— Begin Records shown —
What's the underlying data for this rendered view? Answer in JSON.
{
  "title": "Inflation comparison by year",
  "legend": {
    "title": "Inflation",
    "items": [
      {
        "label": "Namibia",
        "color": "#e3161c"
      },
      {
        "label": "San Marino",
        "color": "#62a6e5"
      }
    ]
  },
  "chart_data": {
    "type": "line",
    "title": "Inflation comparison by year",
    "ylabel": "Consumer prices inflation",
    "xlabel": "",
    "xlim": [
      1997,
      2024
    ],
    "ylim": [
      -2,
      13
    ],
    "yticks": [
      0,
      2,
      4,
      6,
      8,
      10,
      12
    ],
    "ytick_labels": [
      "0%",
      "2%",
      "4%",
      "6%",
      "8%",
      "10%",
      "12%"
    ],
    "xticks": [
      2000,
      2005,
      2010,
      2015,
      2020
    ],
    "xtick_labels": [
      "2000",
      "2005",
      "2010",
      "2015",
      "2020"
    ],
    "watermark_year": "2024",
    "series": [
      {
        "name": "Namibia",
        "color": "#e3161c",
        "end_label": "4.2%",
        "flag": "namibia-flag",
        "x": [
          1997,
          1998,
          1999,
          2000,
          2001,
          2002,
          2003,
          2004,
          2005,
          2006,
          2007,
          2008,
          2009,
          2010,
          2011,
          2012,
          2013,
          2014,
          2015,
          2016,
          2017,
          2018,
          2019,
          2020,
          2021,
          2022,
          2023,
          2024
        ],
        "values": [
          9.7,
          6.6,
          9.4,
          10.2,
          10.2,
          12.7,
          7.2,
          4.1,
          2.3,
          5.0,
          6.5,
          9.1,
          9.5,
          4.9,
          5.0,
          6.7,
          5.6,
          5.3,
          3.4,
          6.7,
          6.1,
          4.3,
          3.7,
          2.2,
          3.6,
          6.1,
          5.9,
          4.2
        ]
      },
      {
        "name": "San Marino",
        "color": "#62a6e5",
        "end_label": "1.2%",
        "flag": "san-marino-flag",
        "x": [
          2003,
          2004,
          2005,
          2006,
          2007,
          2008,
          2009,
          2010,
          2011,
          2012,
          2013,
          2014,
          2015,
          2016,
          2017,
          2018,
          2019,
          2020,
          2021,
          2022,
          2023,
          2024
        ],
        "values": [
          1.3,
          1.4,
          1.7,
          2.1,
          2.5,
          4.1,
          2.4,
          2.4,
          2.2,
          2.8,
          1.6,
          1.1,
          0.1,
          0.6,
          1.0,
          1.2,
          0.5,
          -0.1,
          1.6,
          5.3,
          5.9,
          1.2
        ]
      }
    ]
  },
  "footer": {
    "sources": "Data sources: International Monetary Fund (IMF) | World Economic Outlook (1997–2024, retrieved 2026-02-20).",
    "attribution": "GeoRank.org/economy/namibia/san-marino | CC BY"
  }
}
— End Records shown —
Exactly reproduce the material above.

#### [Result]
What's the underlying data for this rendered view? Answer in JSON.
{
  "title": "Inflation comparison by year",
  "legend": {
    "title": "Inflation",
    "items": [
      {
        "label": "Namibia",
        "color": "#e3161c"
      },
      {
        "label": "San Marino",
        "color": "#62a6e5"
      }
    ]
  },
  "chart_data": {
    "type": "line",
    "title": "Inflation comparison by year",
    "ylabel": "Consumer prices inflation",
    "xlabel": "",
    "xlim": [
      1997,
      2024
    ],
    "ylim": [
      -2,
      13
    ],
    "yticks": [
      0,
      2,
      4,
      6,
      8,
      10,
      12
    ],
    "ytick_labels": [
      "0%",
      "2%",
      "4%",
      "6%",
      "8%",
      "10%",
      "12%"
    ],
    "xticks": [
      2000,
      2005,
      2010,
      2015,
      2020
    ],
    "xtick_labels": [
      "2000",
      "2005",
      "2010",
      "2015",
      "2020"
    ],
    "watermark_year": "2024",
    "series": [
      {
        "name": "Namibia",
        "color": "#e3161c",
        "end_label": "4.2%",
        "flag": "namibia-flag",
        "x": [
          1997,
          1998,
          1999,
          2000,
          2001,
          2002,
          2003,
          2004,
          2005,
          2006,
          2007,
          2008,
          2009,
          2010,
          2011,
          2012,
          2013,
          2014,
          2015,
          2016,
          2017,
          2018,
          2019,
          2020,
          2021,
          2022,
          2023,
          2024
        ],
        "values": [
          9.7,
          6.6,
          9.4,
          10.2,
          10.2,
          12.7,
          7.2,
          4.1,
          2.3,
          5.0,
          6.5,
          9.1,
          9.5,
          4.9,
          5.0,
          6.7,
          5.6,
          5.3,
          3.4,
          6.7,
          6.1,
          4.3,
          3.7,
          2.2,
          3.6,
          6.1,
          5.9,
          4.2
        ]
      },
      {
        "name": "San Marino",
        "color": "#62a6e5",
        "end_label": "1.2%",
        "flag": "san-marino-flag",
        "x": [
          2003,
          2004,
          2005,
          2006,
          2007,
          2008,
          2009,
          2010,
          2011,
          2012,
          2013,
          2014,
          2015,
          2016,
          2017,
          2018,
          2019,
          2020,
          2021,
          2022,
          2023,
          2024
        ],
        "values": [
          1.3,
          1.4,
          1.7,
          2.1,
          2.5,
          4.1,
          2.4,
          2.4,
          2.2,
          2.8,
          1.6,
          1.1,
          0.1,
          0.6,
          1.0,
          1.2,
          0.5,
          -0.1,
          1.6,
          5.3,
          5.9,
          1.2
        ]
      }
    ]
  },
  "footer": {
    "sources": "Data sources: International Monetary Fund (IMF) | World Economic Outlook (1997–2024, retrieved 2026-02-20).",
    "attribution": "GeoRank.org/economy/namibia/san-marino | CC BY"
  }
}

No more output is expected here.